* EXERCISE TASK
List each line of the data that holds the string "title".

## start

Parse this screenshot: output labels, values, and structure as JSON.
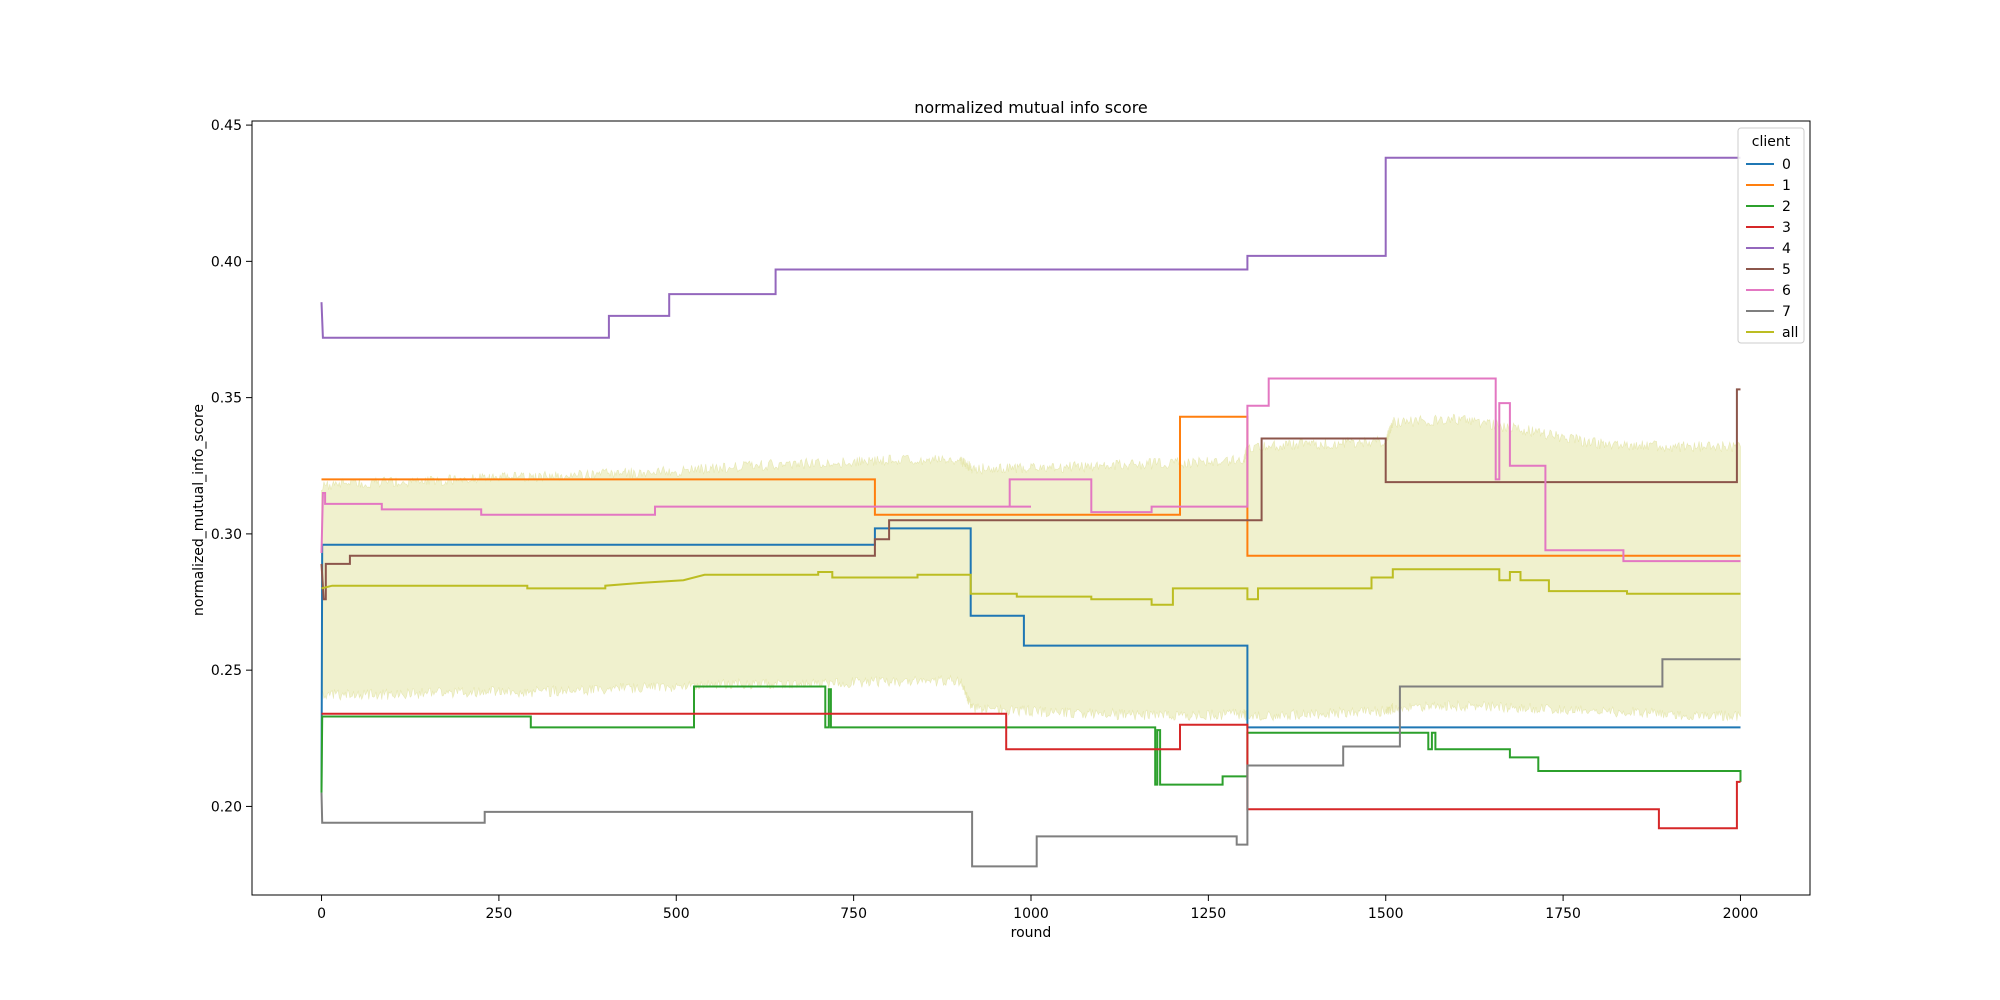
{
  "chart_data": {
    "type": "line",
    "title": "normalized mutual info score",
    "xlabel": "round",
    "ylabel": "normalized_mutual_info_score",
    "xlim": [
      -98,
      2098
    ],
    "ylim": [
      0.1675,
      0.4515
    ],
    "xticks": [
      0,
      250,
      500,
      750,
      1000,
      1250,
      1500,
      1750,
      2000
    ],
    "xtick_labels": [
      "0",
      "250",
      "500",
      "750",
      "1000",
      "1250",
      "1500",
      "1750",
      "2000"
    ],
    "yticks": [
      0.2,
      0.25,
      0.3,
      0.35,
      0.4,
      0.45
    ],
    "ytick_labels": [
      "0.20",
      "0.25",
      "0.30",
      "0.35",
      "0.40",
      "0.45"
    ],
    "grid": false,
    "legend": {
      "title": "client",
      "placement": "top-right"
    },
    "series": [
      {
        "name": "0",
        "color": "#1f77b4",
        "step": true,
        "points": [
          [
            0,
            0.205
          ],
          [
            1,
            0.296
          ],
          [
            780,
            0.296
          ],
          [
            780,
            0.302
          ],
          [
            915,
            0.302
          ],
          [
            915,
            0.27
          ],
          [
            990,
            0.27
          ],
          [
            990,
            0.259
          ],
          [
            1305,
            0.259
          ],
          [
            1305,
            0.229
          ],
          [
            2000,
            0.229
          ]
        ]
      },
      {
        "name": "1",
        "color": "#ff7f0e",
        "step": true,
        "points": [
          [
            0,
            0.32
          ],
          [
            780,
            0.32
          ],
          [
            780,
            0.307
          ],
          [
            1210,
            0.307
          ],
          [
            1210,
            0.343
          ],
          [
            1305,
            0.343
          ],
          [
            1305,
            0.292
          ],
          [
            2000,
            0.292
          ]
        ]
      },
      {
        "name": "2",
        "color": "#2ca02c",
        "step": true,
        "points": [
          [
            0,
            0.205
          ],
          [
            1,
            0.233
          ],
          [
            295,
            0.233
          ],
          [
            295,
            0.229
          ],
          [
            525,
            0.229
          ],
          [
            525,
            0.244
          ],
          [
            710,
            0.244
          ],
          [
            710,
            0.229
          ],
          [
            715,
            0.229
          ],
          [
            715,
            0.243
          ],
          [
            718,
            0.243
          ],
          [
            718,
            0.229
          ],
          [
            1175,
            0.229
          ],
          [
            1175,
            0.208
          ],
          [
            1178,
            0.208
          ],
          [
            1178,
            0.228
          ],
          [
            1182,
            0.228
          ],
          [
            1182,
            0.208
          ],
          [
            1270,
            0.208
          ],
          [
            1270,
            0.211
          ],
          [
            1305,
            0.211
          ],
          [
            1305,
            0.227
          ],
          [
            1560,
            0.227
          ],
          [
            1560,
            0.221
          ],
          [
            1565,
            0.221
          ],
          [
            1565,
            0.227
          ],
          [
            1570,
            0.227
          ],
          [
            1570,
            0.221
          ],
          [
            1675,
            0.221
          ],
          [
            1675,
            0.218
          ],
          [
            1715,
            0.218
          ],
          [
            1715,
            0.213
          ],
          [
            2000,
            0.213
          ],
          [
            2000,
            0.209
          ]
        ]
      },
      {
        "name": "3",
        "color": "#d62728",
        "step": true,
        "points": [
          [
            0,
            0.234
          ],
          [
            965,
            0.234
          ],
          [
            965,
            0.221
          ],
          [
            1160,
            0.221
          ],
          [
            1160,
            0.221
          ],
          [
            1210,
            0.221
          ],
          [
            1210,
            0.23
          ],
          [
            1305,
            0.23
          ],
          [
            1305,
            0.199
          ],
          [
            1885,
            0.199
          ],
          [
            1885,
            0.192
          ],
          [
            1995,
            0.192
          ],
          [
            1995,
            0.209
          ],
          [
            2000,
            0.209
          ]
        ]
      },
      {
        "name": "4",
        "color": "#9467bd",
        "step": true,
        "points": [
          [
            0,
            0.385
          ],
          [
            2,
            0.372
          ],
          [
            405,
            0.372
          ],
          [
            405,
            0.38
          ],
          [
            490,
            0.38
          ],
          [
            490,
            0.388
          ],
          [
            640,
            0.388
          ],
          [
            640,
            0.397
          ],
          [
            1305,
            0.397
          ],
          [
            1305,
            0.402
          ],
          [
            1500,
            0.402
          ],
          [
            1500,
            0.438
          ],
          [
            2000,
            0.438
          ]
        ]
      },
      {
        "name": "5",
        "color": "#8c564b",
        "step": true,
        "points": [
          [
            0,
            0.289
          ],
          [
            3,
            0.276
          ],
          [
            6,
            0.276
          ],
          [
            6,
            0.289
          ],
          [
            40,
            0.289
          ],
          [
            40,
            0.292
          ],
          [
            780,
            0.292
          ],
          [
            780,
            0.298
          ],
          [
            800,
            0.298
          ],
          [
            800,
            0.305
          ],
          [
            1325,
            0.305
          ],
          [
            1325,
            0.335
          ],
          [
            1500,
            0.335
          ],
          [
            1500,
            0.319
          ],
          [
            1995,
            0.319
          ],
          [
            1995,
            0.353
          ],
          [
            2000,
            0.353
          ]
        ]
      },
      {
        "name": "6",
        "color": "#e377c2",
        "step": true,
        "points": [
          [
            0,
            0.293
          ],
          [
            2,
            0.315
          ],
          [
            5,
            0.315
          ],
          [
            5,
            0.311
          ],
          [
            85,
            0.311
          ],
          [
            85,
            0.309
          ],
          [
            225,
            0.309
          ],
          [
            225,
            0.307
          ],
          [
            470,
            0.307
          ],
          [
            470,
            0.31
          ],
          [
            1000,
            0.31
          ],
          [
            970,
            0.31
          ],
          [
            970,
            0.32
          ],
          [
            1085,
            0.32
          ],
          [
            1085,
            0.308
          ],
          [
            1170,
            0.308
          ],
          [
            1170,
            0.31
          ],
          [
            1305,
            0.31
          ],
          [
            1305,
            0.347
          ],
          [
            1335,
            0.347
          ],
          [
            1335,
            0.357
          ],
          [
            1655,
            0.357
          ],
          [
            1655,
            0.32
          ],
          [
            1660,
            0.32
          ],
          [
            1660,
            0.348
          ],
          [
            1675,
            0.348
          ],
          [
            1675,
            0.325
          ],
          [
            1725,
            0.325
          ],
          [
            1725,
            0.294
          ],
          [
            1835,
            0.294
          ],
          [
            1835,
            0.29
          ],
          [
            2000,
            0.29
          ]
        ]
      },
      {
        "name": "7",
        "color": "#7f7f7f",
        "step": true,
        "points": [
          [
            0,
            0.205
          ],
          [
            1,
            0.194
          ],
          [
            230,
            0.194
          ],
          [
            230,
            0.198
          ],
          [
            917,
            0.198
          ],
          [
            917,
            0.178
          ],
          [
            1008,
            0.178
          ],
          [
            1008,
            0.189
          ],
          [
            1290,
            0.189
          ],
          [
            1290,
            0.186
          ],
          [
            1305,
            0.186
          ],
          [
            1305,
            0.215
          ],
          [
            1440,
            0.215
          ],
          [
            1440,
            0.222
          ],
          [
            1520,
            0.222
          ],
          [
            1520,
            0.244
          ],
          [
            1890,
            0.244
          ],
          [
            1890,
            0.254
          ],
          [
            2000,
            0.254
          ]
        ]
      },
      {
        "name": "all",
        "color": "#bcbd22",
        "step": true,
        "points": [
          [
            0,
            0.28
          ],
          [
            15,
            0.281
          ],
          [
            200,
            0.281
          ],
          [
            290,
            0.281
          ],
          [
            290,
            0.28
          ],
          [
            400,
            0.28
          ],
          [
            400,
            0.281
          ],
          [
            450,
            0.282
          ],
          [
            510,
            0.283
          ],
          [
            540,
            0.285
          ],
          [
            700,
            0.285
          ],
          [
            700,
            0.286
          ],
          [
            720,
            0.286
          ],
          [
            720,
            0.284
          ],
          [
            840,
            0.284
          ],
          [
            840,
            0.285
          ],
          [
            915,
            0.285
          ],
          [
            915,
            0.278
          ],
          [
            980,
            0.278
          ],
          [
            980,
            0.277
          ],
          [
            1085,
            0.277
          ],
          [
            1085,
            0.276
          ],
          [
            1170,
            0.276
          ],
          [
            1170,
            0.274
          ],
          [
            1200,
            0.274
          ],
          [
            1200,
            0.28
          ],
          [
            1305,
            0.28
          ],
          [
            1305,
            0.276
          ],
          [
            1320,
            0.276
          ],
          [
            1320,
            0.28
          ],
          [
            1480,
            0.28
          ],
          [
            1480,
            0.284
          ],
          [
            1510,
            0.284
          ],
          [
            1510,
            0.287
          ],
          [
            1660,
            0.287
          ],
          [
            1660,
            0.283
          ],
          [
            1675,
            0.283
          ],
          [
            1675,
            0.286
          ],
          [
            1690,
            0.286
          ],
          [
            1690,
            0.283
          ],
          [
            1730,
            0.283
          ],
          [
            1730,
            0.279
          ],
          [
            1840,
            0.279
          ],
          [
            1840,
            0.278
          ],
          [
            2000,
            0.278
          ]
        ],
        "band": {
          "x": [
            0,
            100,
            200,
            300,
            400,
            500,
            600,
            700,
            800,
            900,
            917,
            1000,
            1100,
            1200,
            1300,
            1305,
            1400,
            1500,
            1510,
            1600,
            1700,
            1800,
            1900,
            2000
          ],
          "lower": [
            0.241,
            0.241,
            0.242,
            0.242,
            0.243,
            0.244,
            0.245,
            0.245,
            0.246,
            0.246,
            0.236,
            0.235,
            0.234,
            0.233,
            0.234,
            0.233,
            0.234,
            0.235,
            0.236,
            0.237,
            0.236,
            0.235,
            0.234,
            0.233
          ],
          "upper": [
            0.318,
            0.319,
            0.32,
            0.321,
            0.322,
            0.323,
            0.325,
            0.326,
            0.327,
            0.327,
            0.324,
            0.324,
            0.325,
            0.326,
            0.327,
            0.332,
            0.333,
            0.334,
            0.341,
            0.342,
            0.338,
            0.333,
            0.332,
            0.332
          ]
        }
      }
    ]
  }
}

## end

* EXERCISE OUTPUT
    "title": "normalized mutual info score",
      "title": "client",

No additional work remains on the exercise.